(Dataset records)
• • • • • • •
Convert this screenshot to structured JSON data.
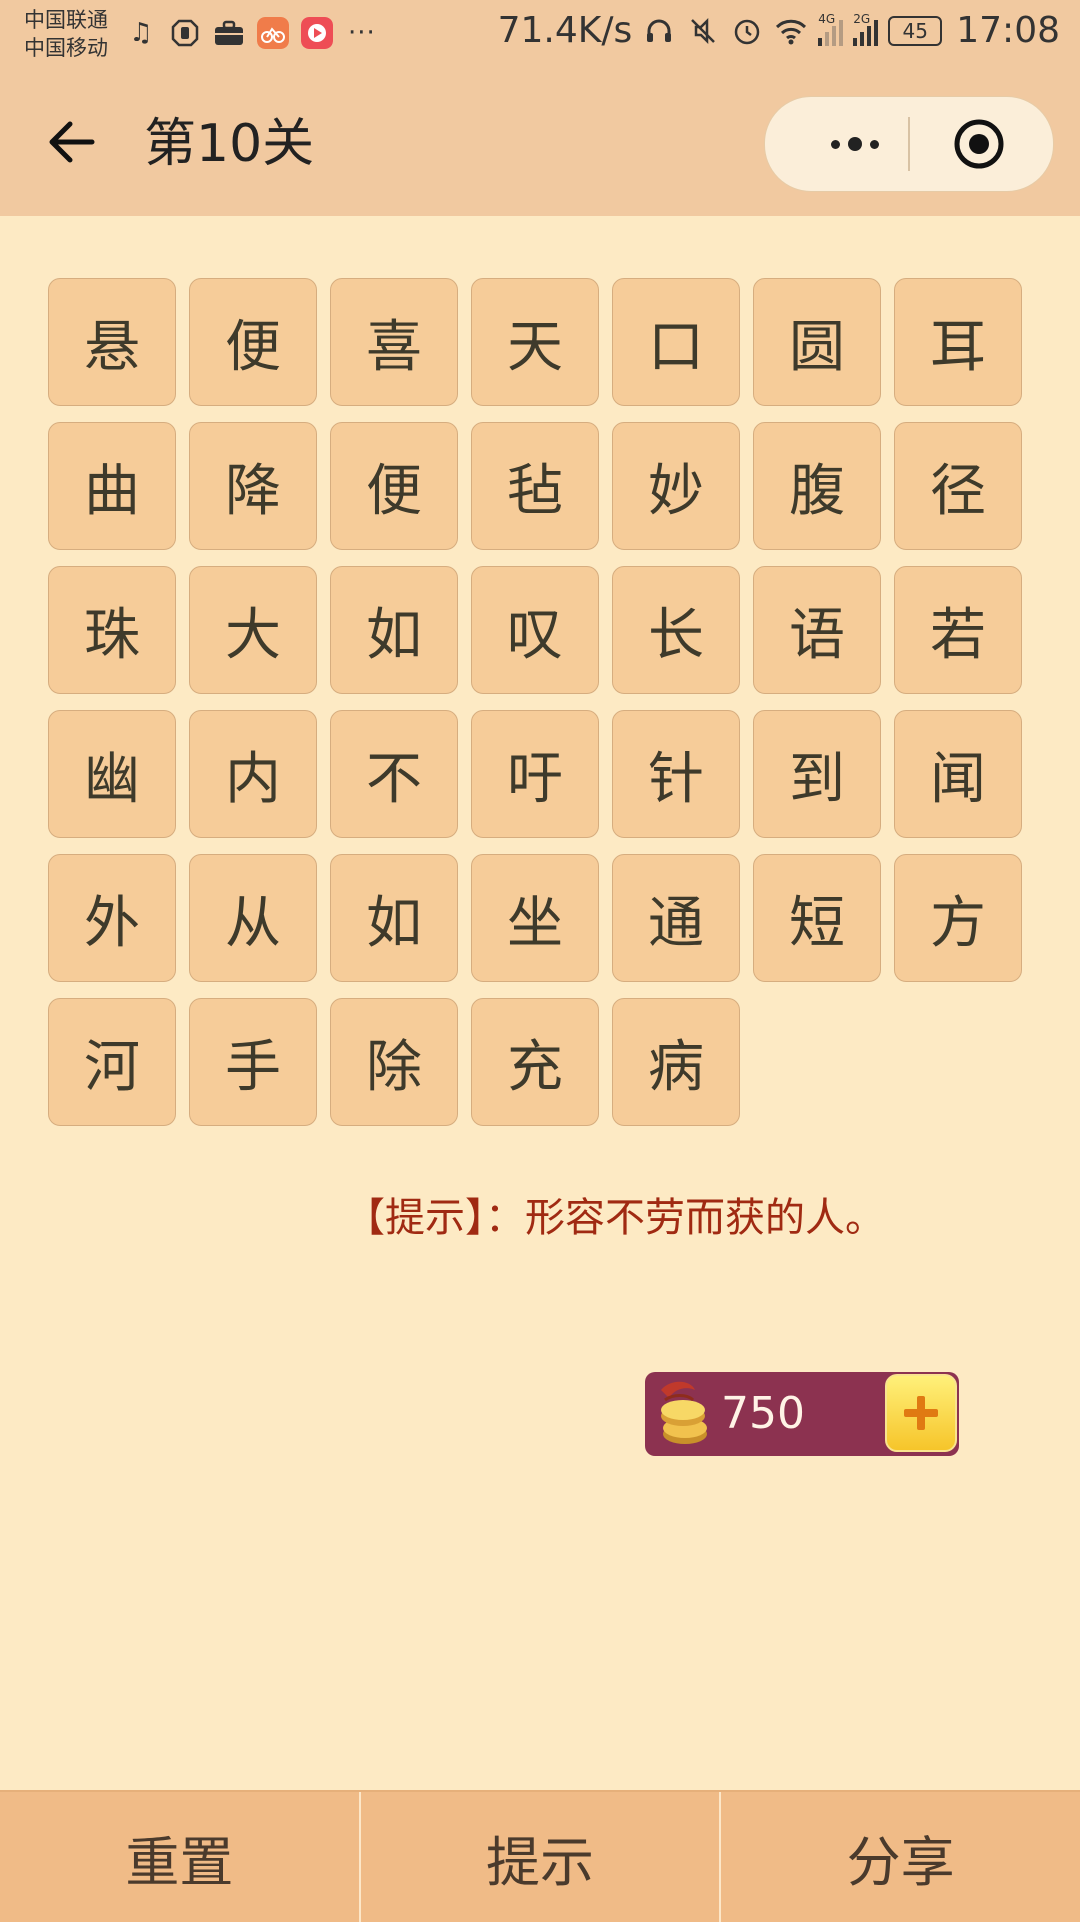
{
  "status_bar": {
    "carrier1": "中国联通",
    "carrier2": "中国移动",
    "speed": "71.4K/s",
    "net1": "4G",
    "net2": "2G",
    "battery": "45",
    "time": "17:08",
    "icons": [
      "music-icon",
      "hand-icon",
      "briefcase-icon",
      "bike-app-icon",
      "video-app-icon",
      "more-dots",
      "headphones-icon",
      "mute-icon",
      "alarm-icon",
      "wifi-icon",
      "signal-icon",
      "battery-icon"
    ]
  },
  "nav": {
    "title": "第10关",
    "icons": [
      "back-arrow-icon",
      "more-icon",
      "close-target-icon"
    ]
  },
  "grid": {
    "chars": [
      "悬",
      "便",
      "喜",
      "天",
      "口",
      "圆",
      "耳",
      "曲",
      "降",
      "便",
      "毡",
      "妙",
      "腹",
      "径",
      "珠",
      "大",
      "如",
      "叹",
      "长",
      "语",
      "若",
      "幽",
      "内",
      "不",
      "吁",
      "针",
      "到",
      "闻",
      "外",
      "从",
      "如",
      "坐",
      "通",
      "短",
      "方",
      "河",
      "手",
      "除",
      "充",
      "病"
    ]
  },
  "hint": {
    "label": "【提示】：",
    "text": "形容不劳而获的人。"
  },
  "coins": {
    "count": "750",
    "add_symbol": "+"
  },
  "bottom": {
    "reset": "重置",
    "hint": "提示",
    "share": "分享"
  },
  "colors": {
    "background": "#fdeac4",
    "header": "#f1c9a0",
    "tile": "#f6cc99",
    "hint_text": "#a02a12",
    "coin_bar": "#8c3250",
    "bottom_bar": "#f0bb87"
  }
}
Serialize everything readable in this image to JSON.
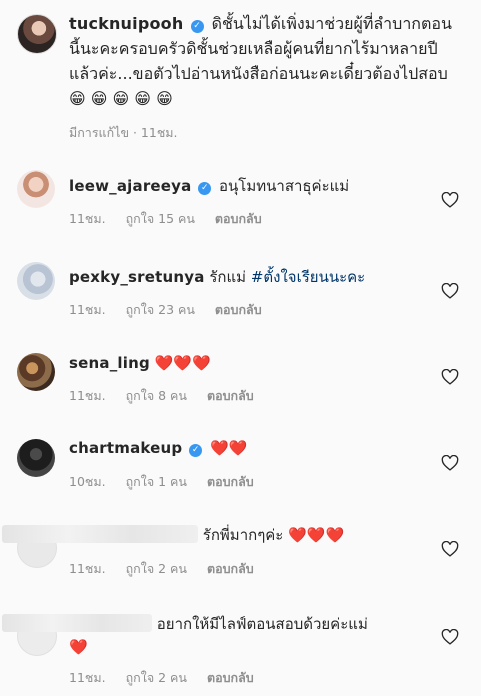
{
  "post": {
    "username": "tucknuipooh",
    "caption": "ดิชั้นไม่ได้เพิ่งมาช่วยผู้ที่ลำบากตอนนี้นะคะครอบครัวดิชั้นช่วยเหลือผู้คนที่ยากไร้มาหลายปีแล้วค่ะ...ขอตัวไปอ่านหนังสือก่อนนะคะเดี๋ยวต้องไปสอบ",
    "emoji": "😁 😁 😁 😁 😁",
    "meta": "มีการแก้ไข · 11ชม."
  },
  "comments": [
    {
      "username": "leew_ajareeya",
      "verified": true,
      "text": "อนุโมทนาสาธุค่ะแม่",
      "time": "11ชม.",
      "likes": "ถูกใจ 15 คน",
      "reply": "ตอบกลับ"
    },
    {
      "username": "pexky_sretunya",
      "verified": false,
      "text": "รักแม่",
      "hashtag": "#ตั้งใจเรียนนะคะ",
      "time": "11ชม.",
      "likes": "ถูกใจ 23 คน",
      "reply": "ตอบกลับ"
    },
    {
      "username": "sena_ling",
      "verified": false,
      "text": "",
      "hearts": "❤️❤️❤️",
      "time": "11ชม.",
      "likes": "ถูกใจ 8 คน",
      "reply": "ตอบกลับ"
    },
    {
      "username": "chartmakeup",
      "verified": true,
      "text": "",
      "hearts": "❤️❤️",
      "time": "10ชม.",
      "likes": "ถูกใจ 1 คน",
      "reply": "ตอบกลับ"
    },
    {
      "username": "",
      "verified": false,
      "text": "รักพี่มากๆค่ะ",
      "hearts": "❤️❤️❤️",
      "time": "11ชม.",
      "likes": "ถูกใจ 2 คน",
      "reply": "ตอบกลับ"
    },
    {
      "username": "",
      "verified": false,
      "text": "อยากให้มีไลฟ์ตอนสอบด้วยค่ะแม่",
      "hearts": "❤️",
      "time": "11ชม.",
      "likes": "ถูกใจ 2 คน",
      "reply": "ตอบกลับ"
    }
  ],
  "icons": {
    "like": "heart-outline-icon",
    "verified": "verified-badge-icon"
  },
  "colors": {
    "verified": "#3897f0",
    "meta": "#8e8e8e",
    "hashtag": "#003569"
  }
}
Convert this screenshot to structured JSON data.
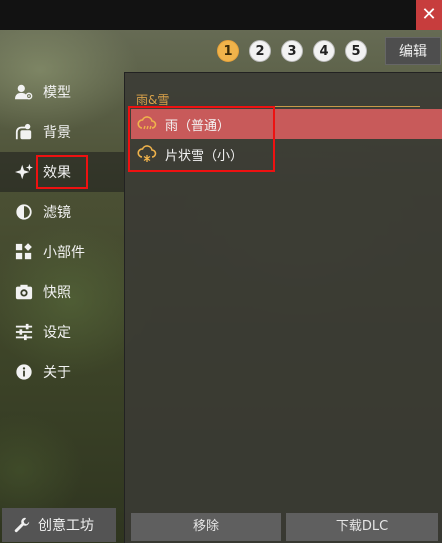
{
  "window": {
    "close_label": "✕"
  },
  "pages": [
    "1",
    "2",
    "3",
    "4",
    "5"
  ],
  "active_page": "1",
  "edit_label": "编辑",
  "sidebar": {
    "items": [
      {
        "label": "模型",
        "icon": "user-settings-icon"
      },
      {
        "label": "背景",
        "icon": "image-icon"
      },
      {
        "label": "效果",
        "icon": "sparkle-icon"
      },
      {
        "label": "滤镜",
        "icon": "contrast-icon"
      },
      {
        "label": "小部件",
        "icon": "widgets-icon"
      },
      {
        "label": "快照",
        "icon": "camera-icon"
      },
      {
        "label": "设定",
        "icon": "sliders-icon"
      },
      {
        "label": "关于",
        "icon": "info-icon"
      }
    ],
    "active": "效果",
    "workshop_label": "创意工坊"
  },
  "panel": {
    "group_title": "雨&雪",
    "items": [
      {
        "label": "雨（普通）",
        "icon": "rain-cloud-icon",
        "selected": true
      },
      {
        "label": "片状雪（小）",
        "icon": "snow-cloud-icon",
        "selected": false
      }
    ],
    "remove_label": "移除",
    "download_label": "下载DLC"
  },
  "colors": {
    "accent_orange": "#f0b34b",
    "selected_row": "#c85a5a",
    "close_red": "#c73d3d",
    "highlight_red": "#ee1111"
  }
}
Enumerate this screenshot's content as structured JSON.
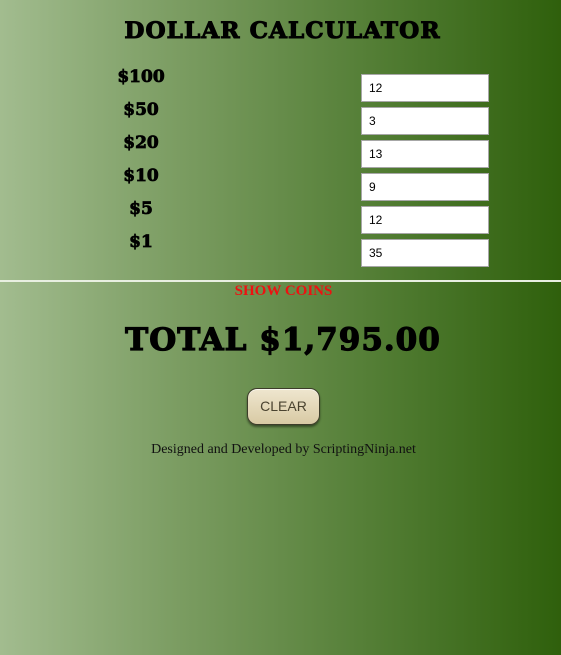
{
  "app": {
    "title": "Dollar Calculator"
  },
  "denominations": [
    {
      "label": "$100",
      "value": "12"
    },
    {
      "label": "$50",
      "value": "3"
    },
    {
      "label": "$20",
      "value": "13"
    },
    {
      "label": "$10",
      "value": "9"
    },
    {
      "label": "$5",
      "value": "12"
    },
    {
      "label": "$1",
      "value": "35"
    }
  ],
  "show_coins_label": "SHOW COINS",
  "total": {
    "text": "Total $1,795.00"
  },
  "clear_label": "CLEAR",
  "footer": {
    "text": "Designed and Developed by ScriptingNinja.net"
  },
  "colors": {
    "show_coins": "#ee1111",
    "background_left": "#a2bc8f",
    "background_right": "#2f600c"
  }
}
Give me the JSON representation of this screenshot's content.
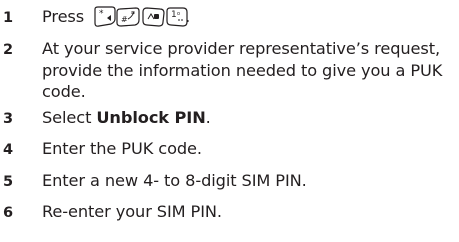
{
  "steps": [
    {
      "num": "1",
      "prefix": "Press ",
      "suffix": ".",
      "keys": [
        "star-key-icon",
        "hash-key-icon",
        "zero-key-icon",
        "one-key-icon"
      ]
    },
    {
      "num": "2",
      "lines": [
        "At your service provider representative’s request,",
        "provide the information needed to give you a PUK",
        "code."
      ]
    },
    {
      "num": "3",
      "prefix": "Select ",
      "bold": "Unblock PIN",
      "suffix": "."
    },
    {
      "num": "4",
      "text": "Enter the PUK code."
    },
    {
      "num": "5",
      "text": "Enter a new 4- to 8-digit SIM PIN."
    },
    {
      "num": "6",
      "text": "Re-enter your SIM PIN."
    }
  ]
}
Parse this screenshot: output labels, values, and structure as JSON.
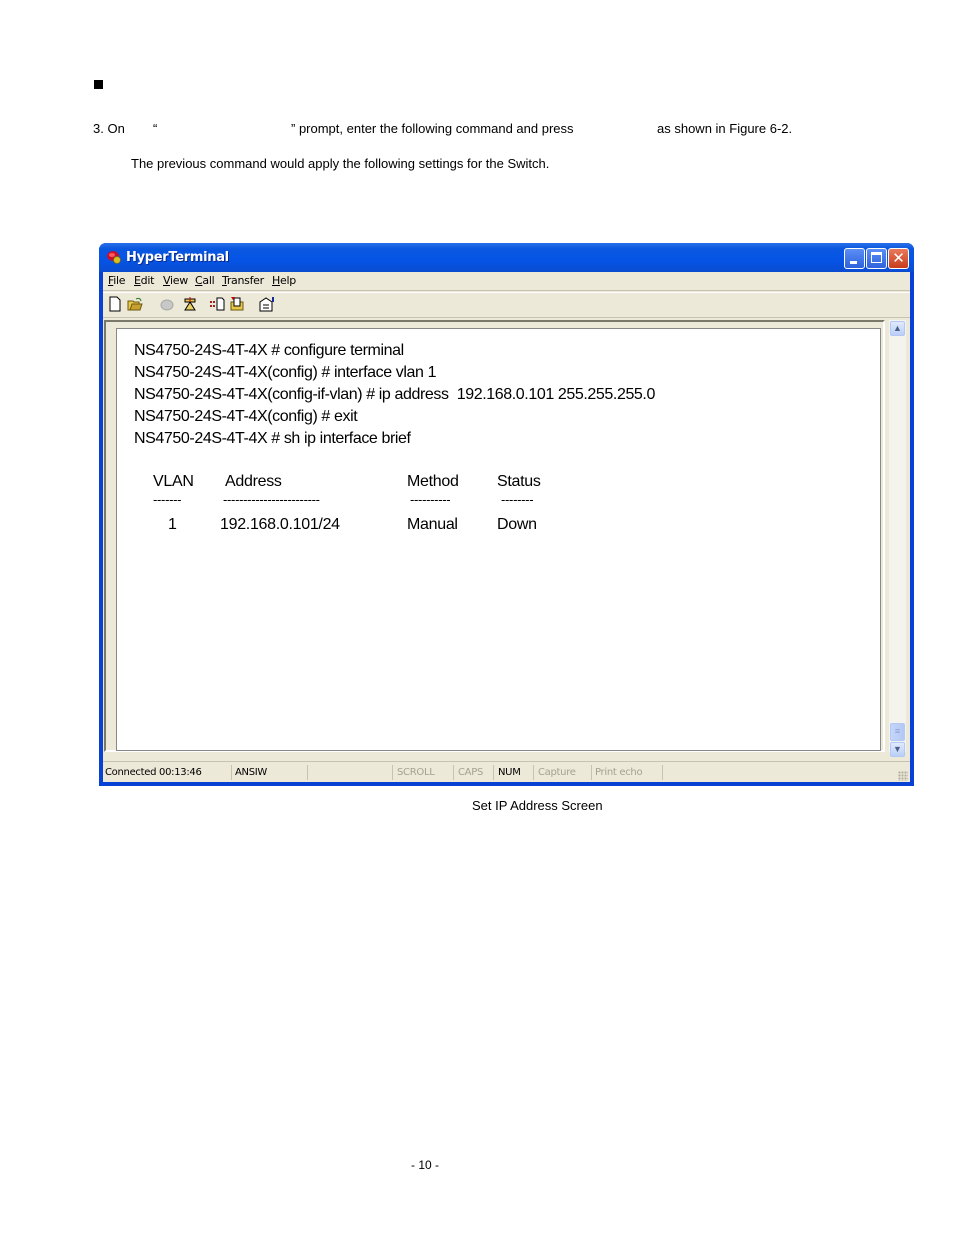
{
  "document": {
    "step_text": {
      "number": "3. On",
      "open_quote": "“",
      "close_quote_rest": "” prompt, enter the following command and press",
      "tail": "as shown in Figure 6-2."
    },
    "note": "The previous command would apply the following settings for the Switch.",
    "figure_caption": "Set IP Address Screen",
    "page_number": "- 10 -"
  },
  "window": {
    "title": "HyperTerminal",
    "icons": {
      "app": "hyperterminal-phone-icon",
      "minimize": "minimize-icon",
      "maximize": "maximize-icon",
      "close": "close-icon"
    },
    "close_glyph": "✕",
    "menu": [
      {
        "accel": "F",
        "rest": "ile"
      },
      {
        "accel": "E",
        "rest": "dit"
      },
      {
        "accel": "V",
        "rest": "iew"
      },
      {
        "accel": "C",
        "rest": "all"
      },
      {
        "accel": "T",
        "rest": "ransfer"
      },
      {
        "accel": "H",
        "rest": "elp"
      }
    ],
    "toolbar": [
      "new-icon",
      "open-icon",
      "connect-icon",
      "disconnect-icon",
      "send-icon",
      "receive-icon",
      "properties-icon"
    ]
  },
  "terminal": {
    "commands": [
      "NS4750-24S-4T-4X # configure terminal",
      "NS4750-24S-4T-4X(config) # interface vlan 1",
      "NS4750-24S-4T-4X(config-if-vlan) # ip address  192.168.0.101 255.255.255.0",
      "NS4750-24S-4T-4X(config) # exit",
      "NS4750-24S-4T-4X # sh ip interface brief"
    ],
    "table": {
      "headers": [
        "VLAN",
        "Address",
        "Method",
        "Status"
      ],
      "separators": [
        "-------",
        "------------------------",
        "----------",
        "--------"
      ],
      "rows": [
        [
          "1",
          "192.168.0.101/24",
          "Manual",
          "Down"
        ]
      ]
    }
  },
  "scrollbar": {
    "up": "▲",
    "down": "▼",
    "thumb": "≡"
  },
  "statusbar": {
    "connected": "Connected 00:13:46",
    "emulation": "ANSIW",
    "blank": "",
    "scroll": "SCROLL",
    "caps": "CAPS",
    "num": "NUM",
    "capture": "Capture",
    "print_echo": "Print echo"
  }
}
• • • • • • •
> [Required work] Collect the lines of the records that include the string "screenshot".

> [Task response]
Convert this screenshot to structured JSON data.
Convert this screenshot to structured JSON data.
Enumerate this screenshot's content as structured JSON.
Give me the JSON representation of this screenshot's content.
Parse this screenshot: output labels, values, and structure as JSON.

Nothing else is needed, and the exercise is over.